═══ GIVEN INFORMATION

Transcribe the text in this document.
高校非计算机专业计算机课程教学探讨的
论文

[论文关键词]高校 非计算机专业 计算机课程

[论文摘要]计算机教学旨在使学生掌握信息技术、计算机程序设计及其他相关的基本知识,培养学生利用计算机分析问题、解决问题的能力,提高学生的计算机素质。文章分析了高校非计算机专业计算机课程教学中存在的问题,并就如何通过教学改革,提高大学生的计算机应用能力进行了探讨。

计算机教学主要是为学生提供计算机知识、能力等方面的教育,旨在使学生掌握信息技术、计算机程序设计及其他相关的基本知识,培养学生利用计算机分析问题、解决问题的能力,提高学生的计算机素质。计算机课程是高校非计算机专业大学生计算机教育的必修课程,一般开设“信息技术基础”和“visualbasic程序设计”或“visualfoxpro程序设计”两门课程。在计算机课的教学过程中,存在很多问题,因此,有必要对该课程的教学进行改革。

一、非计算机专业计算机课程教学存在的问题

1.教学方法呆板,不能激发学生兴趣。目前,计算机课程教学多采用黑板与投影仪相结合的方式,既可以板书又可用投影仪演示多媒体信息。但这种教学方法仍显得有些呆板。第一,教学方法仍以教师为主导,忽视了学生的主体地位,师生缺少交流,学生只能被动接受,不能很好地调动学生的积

══════

▶ _YOUR TASK_
Print the whole listing exactly as it is.

▶ _WRITTEN SOLUTION_
Transcribe the text in this document.
高校非计算机专业计算机课程教学探讨的
论文

[论文关键词]高校 非计算机专业 计算机课程

[论文摘要]计算机教学旨在使学生掌握信息技术、计算机程序设计及其他相关的基本知识,培养学生利用计算机分析问题、解决问题的能力,提高学生的计算机素质。文章分析了高校非计算机专业计算机课程教学中存在的问题,并就如何通过教学改革,提高大学生的计算机应用能力进行了探讨。

计算机教学主要是为学生提供计算机知识、能力等方面的教育,旨在使学生掌握信息技术、计算机程序设计及其他相关的基本知识,培养学生利用计算机分析问题、解决问题的能力,提高学生的计算机素质。计算机课程是高校非计算机专业大学生计算机教育的必修课程,一般开设“信息技术基础”和“visualbasic程序设计”或“visualfoxpro程序设计”两门课程。在计算机课的教学过程中,存在很多问题,因此,有必要对该课程的教学进行改革。

一、非计算机专业计算机课程教学存在的问题

1.教学方法呆板,不能激发学生兴趣。目前,计算机课程教学多采用黑板与投影仪相结合的方式,既可以板书又可用投影仪演示多媒体信息。但这种教学方法仍显得有些呆板。第一,教学方法仍以教师为主导,忽视了学生的主体地位,师生缺少交流,学生只能被动接受,不能很好地调动学生的积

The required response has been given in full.